### The problem
Leave out the pictures and copy each record below exactly.

### Supplied records
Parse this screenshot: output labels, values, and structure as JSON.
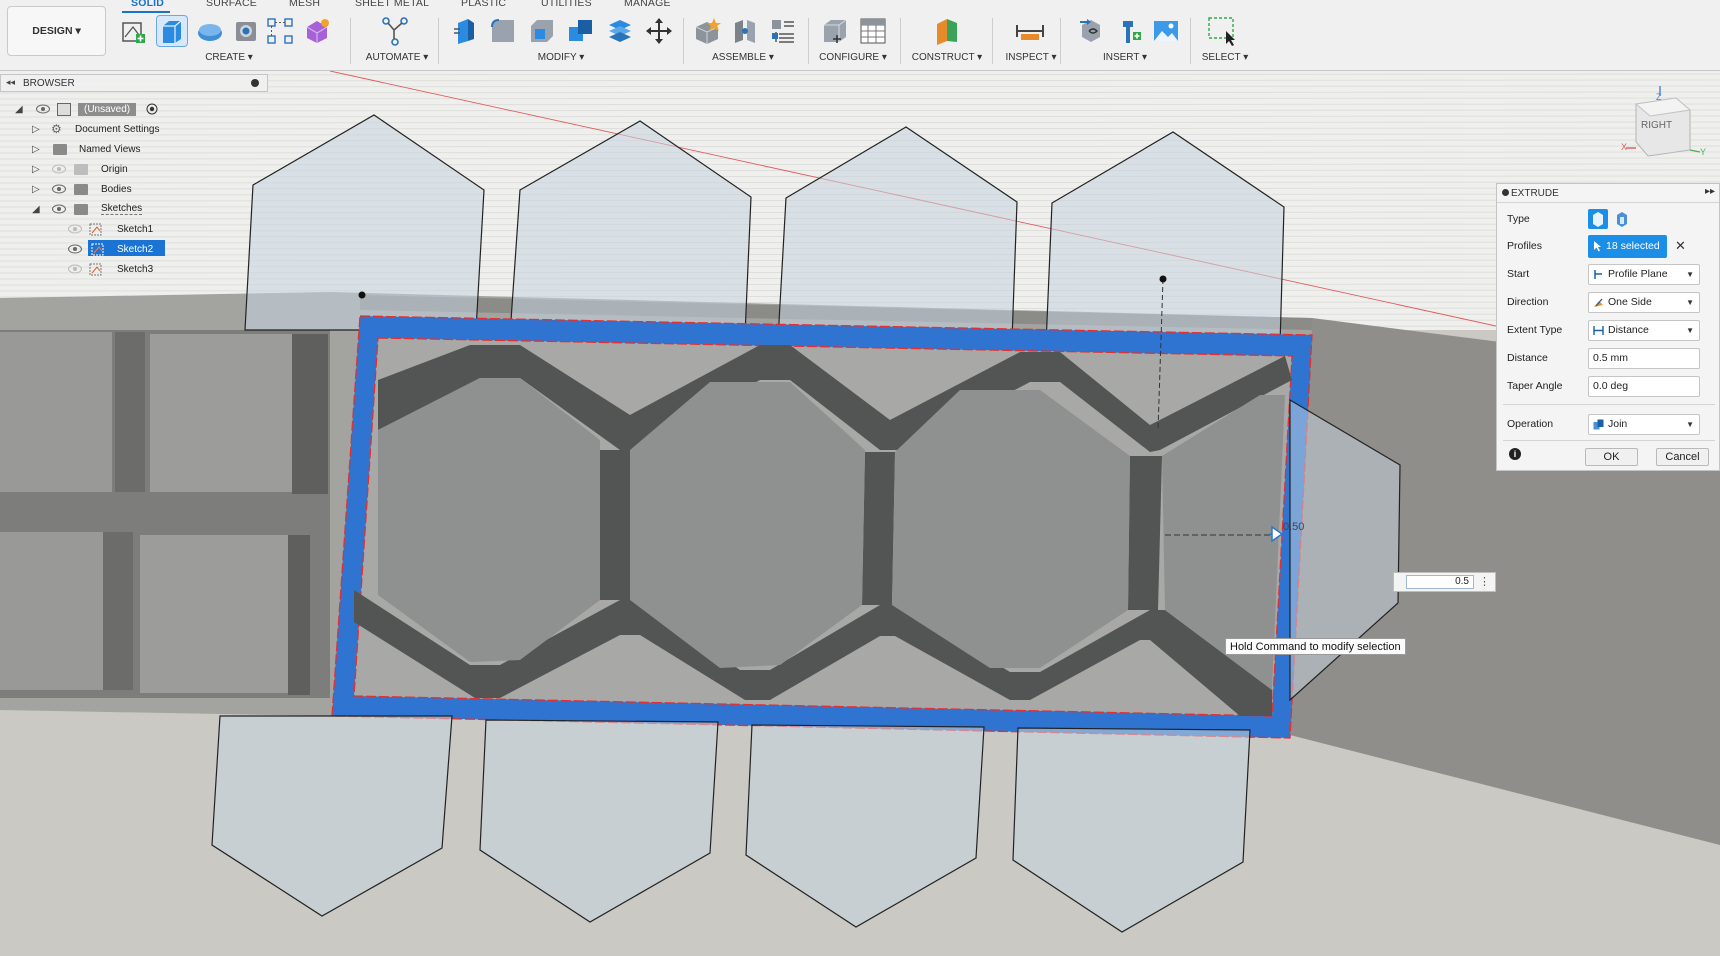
{
  "toolbar": {
    "design_label": "DESIGN ▾",
    "tabs": [
      "SOLID",
      "SURFACE",
      "MESH",
      "SHEET METAL",
      "PLASTIC",
      "UTILITIES",
      "MANAGE"
    ],
    "groups": {
      "create": "CREATE ▾",
      "automate": "AUTOMATE ▾",
      "modify": "MODIFY ▾",
      "assemble": "ASSEMBLE ▾",
      "configure": "CONFIGURE ▾",
      "construct": "CONSTRUCT ▾",
      "inspect": "INSPECT ▾",
      "insert": "INSERT ▾",
      "select": "SELECT ▾"
    }
  },
  "browser": {
    "title": "BROWSER",
    "items": [
      {
        "label": "(Unsaved)",
        "level": 0
      },
      {
        "label": "Document Settings",
        "level": 1
      },
      {
        "label": "Named Views",
        "level": 1
      },
      {
        "label": "Origin",
        "level": 1
      },
      {
        "label": "Bodies",
        "level": 1
      },
      {
        "label": "Sketches",
        "level": 1
      },
      {
        "label": "Sketch1",
        "level": 2
      },
      {
        "label": "Sketch2",
        "level": 2,
        "selected": true
      },
      {
        "label": "Sketch3",
        "level": 2
      }
    ]
  },
  "extrude": {
    "title": "EXTRUDE",
    "type_label": "Type",
    "profiles_label": "Profiles",
    "profiles_value": "18 selected",
    "start_label": "Start",
    "start_value": "Profile Plane",
    "direction_label": "Direction",
    "direction_value": "One Side",
    "extent_label": "Extent Type",
    "extent_value": "Distance",
    "distance_label": "Distance",
    "distance_value": "0.5 mm",
    "taper_label": "Taper Angle",
    "taper_value": "0.0 deg",
    "operation_label": "Operation",
    "operation_value": "Join",
    "ok_label": "OK",
    "cancel_label": "Cancel"
  },
  "viewcube": {
    "face": "RIGHT",
    "z": "Z",
    "x": "X",
    "y": "Y"
  },
  "value_input": "0.5",
  "tooltip": "Hold Command to modify selection",
  "manipulator_label": "0.50",
  "colors": {
    "accent": "#1b8ee8",
    "selection": "#2f74d0",
    "toolbar_bg": "#f0f0f0"
  }
}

### Output of the exercise
Parse this screenshot: output labels, values, and structure as JSON.
{
  "toolbar": {
    "design_label": "DESIGN ▾",
    "tabs": [
      "SOLID",
      "SURFACE",
      "MESH",
      "SHEET METAL",
      "PLASTIC",
      "UTILITIES",
      "MANAGE"
    ],
    "groups": {
      "create": "CREATE ▾",
      "automate": "AUTOMATE ▾",
      "modify": "MODIFY ▾",
      "assemble": "ASSEMBLE ▾",
      "configure": "CONFIGURE ▾",
      "construct": "CONSTRUCT ▾",
      "inspect": "INSPECT ▾",
      "insert": "INSERT ▾",
      "select": "SELECT ▾"
    }
  },
  "browser": {
    "title": "BROWSER",
    "items": [
      {
        "label": "(Unsaved)",
        "level": 0
      },
      {
        "label": "Document Settings",
        "level": 1
      },
      {
        "label": "Named Views",
        "level": 1
      },
      {
        "label": "Origin",
        "level": 1
      },
      {
        "label": "Bodies",
        "level": 1
      },
      {
        "label": "Sketches",
        "level": 1
      },
      {
        "label": "Sketch1",
        "level": 2
      },
      {
        "label": "Sketch2",
        "level": 2,
        "selected": true
      },
      {
        "label": "Sketch3",
        "level": 2
      }
    ]
  },
  "extrude": {
    "title": "EXTRUDE",
    "type_label": "Type",
    "profiles_label": "Profiles",
    "profiles_value": "18 selected",
    "start_label": "Start",
    "start_value": "Profile Plane",
    "direction_label": "Direction",
    "direction_value": "One Side",
    "extent_label": "Extent Type",
    "extent_value": "Distance",
    "distance_label": "Distance",
    "distance_value": "0.5 mm",
    "taper_label": "Taper Angle",
    "taper_value": "0.0 deg",
    "operation_label": "Operation",
    "operation_value": "Join",
    "ok_label": "OK",
    "cancel_label": "Cancel"
  },
  "viewcube": {
    "face": "RIGHT",
    "z": "Z",
    "x": "X",
    "y": "Y"
  },
  "value_input": "0.5",
  "tooltip": "Hold Command to modify selection",
  "manipulator_label": "0.50",
  "colors": {
    "accent": "#1b8ee8",
    "selection": "#2f74d0",
    "toolbar_bg": "#f0f0f0"
  }
}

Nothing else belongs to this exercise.